**SOURCE**:
:::::

UN ÉGYPTIEN À PARIS (50)
Sous Charles X et Louis-Philippe
Le cheikh Rifa’at at-Tahtaoui poursuit son récit des événements de juillet 1830
Des décisions de l'Assemblée et comment le mouvement révolutionnaire aboutit à l'accession du duc d'Orléans au trône de France.
L'auteur découvre la droite, le centre et la gauche parlementaires
"Sachez que l'Assemblée délibère des mesures concernant le devenir de la France. Or, comme nous l'avons déjà évoqué, les Français ont des opinions différentes. Celles-ci se traduisent dans l'Assemblée elle-même par l'emplacement de ses membres. Ainsi, les royalistes siègent du côté droit et les libéraux du côté gauche tandis que ceux qui professent les opinions du gouvernement siègent au centre.
"Chacun y exprime son opinion sans que quiconque y fasse obstacle car l'important est que le plus grand nombre de voix se fassent entendre. Et cela est resté en l'état jusqu'à maintenant, la révolution n'y ayant elle-même rien changé.

:::::

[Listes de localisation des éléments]
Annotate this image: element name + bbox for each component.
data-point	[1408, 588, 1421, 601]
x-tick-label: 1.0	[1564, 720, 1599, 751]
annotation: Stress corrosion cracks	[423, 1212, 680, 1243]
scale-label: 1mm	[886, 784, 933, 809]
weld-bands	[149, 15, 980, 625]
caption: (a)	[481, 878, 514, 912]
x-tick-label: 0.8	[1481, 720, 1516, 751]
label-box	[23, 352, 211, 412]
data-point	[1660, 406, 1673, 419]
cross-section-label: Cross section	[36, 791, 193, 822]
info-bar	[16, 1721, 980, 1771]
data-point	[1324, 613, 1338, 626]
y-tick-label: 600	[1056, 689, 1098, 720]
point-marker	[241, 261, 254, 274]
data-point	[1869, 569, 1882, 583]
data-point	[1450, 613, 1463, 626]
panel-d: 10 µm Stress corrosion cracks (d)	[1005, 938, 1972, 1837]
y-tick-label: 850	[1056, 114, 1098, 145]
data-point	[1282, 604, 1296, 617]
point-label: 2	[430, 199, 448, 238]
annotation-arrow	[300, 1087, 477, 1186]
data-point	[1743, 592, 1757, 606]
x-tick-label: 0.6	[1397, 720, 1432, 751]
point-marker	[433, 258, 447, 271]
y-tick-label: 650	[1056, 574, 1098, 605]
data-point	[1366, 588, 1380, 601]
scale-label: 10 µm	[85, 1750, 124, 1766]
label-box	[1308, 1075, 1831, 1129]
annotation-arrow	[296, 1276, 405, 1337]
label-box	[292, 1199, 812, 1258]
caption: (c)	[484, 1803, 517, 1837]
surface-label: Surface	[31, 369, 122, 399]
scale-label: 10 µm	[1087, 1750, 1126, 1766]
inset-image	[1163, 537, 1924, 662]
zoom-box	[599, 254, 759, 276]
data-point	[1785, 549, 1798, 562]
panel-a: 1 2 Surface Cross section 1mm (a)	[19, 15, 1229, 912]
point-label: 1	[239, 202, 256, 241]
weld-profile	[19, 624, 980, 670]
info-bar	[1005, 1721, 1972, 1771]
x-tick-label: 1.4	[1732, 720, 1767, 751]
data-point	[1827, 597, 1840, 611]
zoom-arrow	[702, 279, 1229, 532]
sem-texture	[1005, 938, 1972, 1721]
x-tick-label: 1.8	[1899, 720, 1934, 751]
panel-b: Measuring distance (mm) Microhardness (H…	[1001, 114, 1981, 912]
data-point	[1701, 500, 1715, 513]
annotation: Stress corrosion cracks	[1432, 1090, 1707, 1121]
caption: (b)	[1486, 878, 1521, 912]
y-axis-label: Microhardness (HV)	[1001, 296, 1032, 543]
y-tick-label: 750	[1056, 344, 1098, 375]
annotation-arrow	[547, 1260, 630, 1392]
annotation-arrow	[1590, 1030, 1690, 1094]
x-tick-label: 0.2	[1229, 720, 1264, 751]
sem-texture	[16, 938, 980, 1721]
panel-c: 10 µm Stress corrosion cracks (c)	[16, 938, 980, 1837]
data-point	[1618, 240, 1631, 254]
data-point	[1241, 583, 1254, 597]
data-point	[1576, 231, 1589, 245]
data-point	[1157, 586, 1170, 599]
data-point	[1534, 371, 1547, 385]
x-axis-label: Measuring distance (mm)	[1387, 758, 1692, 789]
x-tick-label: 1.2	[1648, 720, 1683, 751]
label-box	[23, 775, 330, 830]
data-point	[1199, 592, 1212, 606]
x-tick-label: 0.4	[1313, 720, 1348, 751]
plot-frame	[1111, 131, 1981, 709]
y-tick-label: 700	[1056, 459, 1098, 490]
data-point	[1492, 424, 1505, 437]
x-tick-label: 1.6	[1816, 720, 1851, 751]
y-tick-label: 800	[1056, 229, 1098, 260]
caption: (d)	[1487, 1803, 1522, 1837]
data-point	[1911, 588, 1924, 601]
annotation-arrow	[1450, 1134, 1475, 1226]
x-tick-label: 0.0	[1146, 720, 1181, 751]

:::::

**ÉNONCÉ DE LA TÂCHE**: Poursuivez le récit sur l'Assemblée et la révolution de juillet 1830 à la suite de sa dernière phrase.

**RÉPONSE CI-DESSOUS**:
"Il y avait deux fractions (au sein de l'Assemblée), celle des tenants de la royauté et celle des partisans de la république. Au sein de la première fraction certains voulaient l'accession au trône du duc de Bordeaux, petit-fils du souverain précédent. D'autres étaient partisans du fils de Napoléon, c'est-à-dire Bonaparte et d'autres encore soutenaient le duc d'Orléans, alors lieutenant-général du Royaume. La famille d'Orléans était considérée comme la deuxième héritière du Royaume après la disparition de l'aînée, la famille de Bourbon.

Henri , Duc de Bordeaux
"C'est alors qu'une feuille imprimée fut affichée dans tous les quartiers et voies publiques (1) . Il y était écrit: 'L'expérience a montré, que la république ne convient pas à la Nation française L'investiture du duc de Bordeaux replacerait la France sous la domination des Bourbons dont elle vient tout juste de se libérer. Le fils de Napoléon tient son éducation des prêtres, dont ont sait qu'ils sont les ennemis de la liberté. Donc désignation du d'Orléans.'

Napoléon II
"L'Assemblée a élaboré une certain nombre d'articles sur lesquels elle a arrêté son opinion.
"Article premier: Le pouvoir est physiquement et moralement vacant. Personne n'a le droit d'en user et il s'impose que quelqu'un en soit investi.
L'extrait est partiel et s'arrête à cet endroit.